=== Data to use ===

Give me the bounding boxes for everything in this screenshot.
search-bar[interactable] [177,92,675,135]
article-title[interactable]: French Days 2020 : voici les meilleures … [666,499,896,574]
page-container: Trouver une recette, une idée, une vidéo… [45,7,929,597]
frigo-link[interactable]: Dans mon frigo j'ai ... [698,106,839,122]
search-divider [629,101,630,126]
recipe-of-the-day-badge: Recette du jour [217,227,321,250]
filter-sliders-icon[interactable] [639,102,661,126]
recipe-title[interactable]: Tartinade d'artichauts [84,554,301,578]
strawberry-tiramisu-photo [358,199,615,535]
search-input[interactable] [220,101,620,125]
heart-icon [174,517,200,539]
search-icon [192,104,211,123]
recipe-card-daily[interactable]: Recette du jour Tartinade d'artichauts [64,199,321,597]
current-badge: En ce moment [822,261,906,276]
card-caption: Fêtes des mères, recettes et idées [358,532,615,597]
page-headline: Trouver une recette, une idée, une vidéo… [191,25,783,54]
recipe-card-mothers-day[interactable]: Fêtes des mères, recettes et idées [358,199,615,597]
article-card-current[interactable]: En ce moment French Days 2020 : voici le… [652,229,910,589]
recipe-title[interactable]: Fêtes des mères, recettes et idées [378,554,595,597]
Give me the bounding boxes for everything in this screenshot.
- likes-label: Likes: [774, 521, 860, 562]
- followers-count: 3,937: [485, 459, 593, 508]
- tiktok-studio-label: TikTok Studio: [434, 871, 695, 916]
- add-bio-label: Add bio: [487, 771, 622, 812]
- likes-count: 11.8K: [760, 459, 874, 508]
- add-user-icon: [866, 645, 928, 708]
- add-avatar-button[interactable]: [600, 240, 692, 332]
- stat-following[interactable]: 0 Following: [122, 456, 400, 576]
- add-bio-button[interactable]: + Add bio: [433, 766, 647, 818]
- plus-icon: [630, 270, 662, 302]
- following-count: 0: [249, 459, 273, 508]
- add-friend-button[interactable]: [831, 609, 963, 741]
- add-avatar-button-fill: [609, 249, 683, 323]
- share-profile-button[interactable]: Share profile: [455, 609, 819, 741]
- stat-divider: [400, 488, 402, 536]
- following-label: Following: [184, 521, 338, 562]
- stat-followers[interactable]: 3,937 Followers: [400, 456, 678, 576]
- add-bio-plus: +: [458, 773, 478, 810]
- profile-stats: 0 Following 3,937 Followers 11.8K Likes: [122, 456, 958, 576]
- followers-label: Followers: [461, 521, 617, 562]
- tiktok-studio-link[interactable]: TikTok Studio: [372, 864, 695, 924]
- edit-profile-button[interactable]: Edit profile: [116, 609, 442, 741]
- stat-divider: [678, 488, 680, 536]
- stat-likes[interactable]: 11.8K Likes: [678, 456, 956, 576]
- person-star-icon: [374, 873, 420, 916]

===

### [Task prompt]
Reproduce the material verbatim from its first line through the line containing "filter-sliders-icon[interactable] [639,102,661,126]", including that line.

### [Final result]
Give me the bounding boxes for everything in this screenshot.
search-bar[interactable] [177,92,675,135]
article-title[interactable]: French Days 2020 : voici les meilleures … [666,499,896,574]
page-container: Trouver une recette, une idée, une vidéo… [45,7,929,597]
frigo-link[interactable]: Dans mon frigo j'ai ... [698,106,839,122]
search-divider [629,101,630,126]
recipe-of-the-day-badge: Recette du jour [217,227,321,250]
filter-sliders-icon[interactable] [639,102,661,126]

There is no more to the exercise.